[Data excerpts]
══════════════════════════════

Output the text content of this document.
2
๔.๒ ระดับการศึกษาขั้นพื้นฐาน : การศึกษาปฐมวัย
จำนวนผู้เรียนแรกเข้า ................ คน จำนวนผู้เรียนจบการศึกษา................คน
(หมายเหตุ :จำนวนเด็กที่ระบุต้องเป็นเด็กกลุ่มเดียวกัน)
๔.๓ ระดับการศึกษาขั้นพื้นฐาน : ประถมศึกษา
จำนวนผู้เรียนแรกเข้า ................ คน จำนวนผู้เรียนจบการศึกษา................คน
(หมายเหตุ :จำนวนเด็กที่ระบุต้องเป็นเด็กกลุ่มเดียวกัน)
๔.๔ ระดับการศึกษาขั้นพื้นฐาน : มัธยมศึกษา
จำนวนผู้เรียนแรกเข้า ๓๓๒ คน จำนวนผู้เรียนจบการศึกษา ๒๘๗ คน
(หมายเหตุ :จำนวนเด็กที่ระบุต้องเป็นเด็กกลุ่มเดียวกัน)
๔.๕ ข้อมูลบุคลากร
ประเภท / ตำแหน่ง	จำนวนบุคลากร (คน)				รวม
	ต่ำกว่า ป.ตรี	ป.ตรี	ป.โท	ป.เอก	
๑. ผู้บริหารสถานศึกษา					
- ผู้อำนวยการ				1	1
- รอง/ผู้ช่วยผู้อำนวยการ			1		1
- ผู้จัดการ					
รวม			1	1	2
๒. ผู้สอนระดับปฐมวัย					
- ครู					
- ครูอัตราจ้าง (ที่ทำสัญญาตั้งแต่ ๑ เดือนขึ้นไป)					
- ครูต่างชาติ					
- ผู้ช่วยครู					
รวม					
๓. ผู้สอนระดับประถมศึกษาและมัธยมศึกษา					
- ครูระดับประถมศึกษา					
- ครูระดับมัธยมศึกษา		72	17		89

══════════════════════════════

The task » Extract the whole listing, character for character.

Task result »
Output the text content of this document.
2
๔.๒ ระดับการศึกษาขั้นพื้นฐาน : การศึกษาปฐมวัย
จำนวนผู้เรียนแรกเข้า ................ คน จำนวนผู้เรียนจบการศึกษา................คน
(หมายเหตุ :จำนวนเด็กที่ระบุต้องเป็นเด็กกลุ่มเดียวกัน)
๔.๓ ระดับการศึกษาขั้นพื้นฐาน : ประถมศึกษา
จำนวนผู้เรียนแรกเข้า ................ คน จำนวนผู้เรียนจบการศึกษา................คน
(หมายเหตุ :จำนวนเด็กที่ระบุต้องเป็นเด็กกลุ่มเดียวกัน)
๔.๔ ระดับการศึกษาขั้นพื้นฐาน : มัธยมศึกษา
จำนวนผู้เรียนแรกเข้า ๓๓๒ คน จำนวนผู้เรียนจบการศึกษา ๒๘๗ คน
(หมายเหตุ :จำนวนเด็กที่ระบุต้องเป็นเด็กกลุ่มเดียวกัน)
๔.๕ ข้อมูลบุคลากร
ประเภท / ตำแหน่ง	จำนวนบุคลากร (คน)				รวม
	ต่ำกว่า ป.ตรี	ป.ตรี	ป.โท	ป.เอก	
๑. ผู้บริหารสถานศึกษา					
- ผู้อำนวยการ				1	1
- รอง/ผู้ช่วยผู้อำนวยการ			1		1
- ผู้จัดการ					
รวม			1	1	2
๒. ผู้สอนระดับปฐมวัย					
- ครู					
- ครูอัตราจ้าง (ที่ทำสัญญาตั้งแต่ ๑ เดือนขึ้นไป)					
- ครูต่างชาติ					
- ผู้ช่วยครู					
รวม					
๓. ผู้สอนระดับประถมศึกษาและมัธยมศึกษา					
- ครูระดับประถมศึกษา					
- ครูระดับมัธยมศึกษา		72	17		89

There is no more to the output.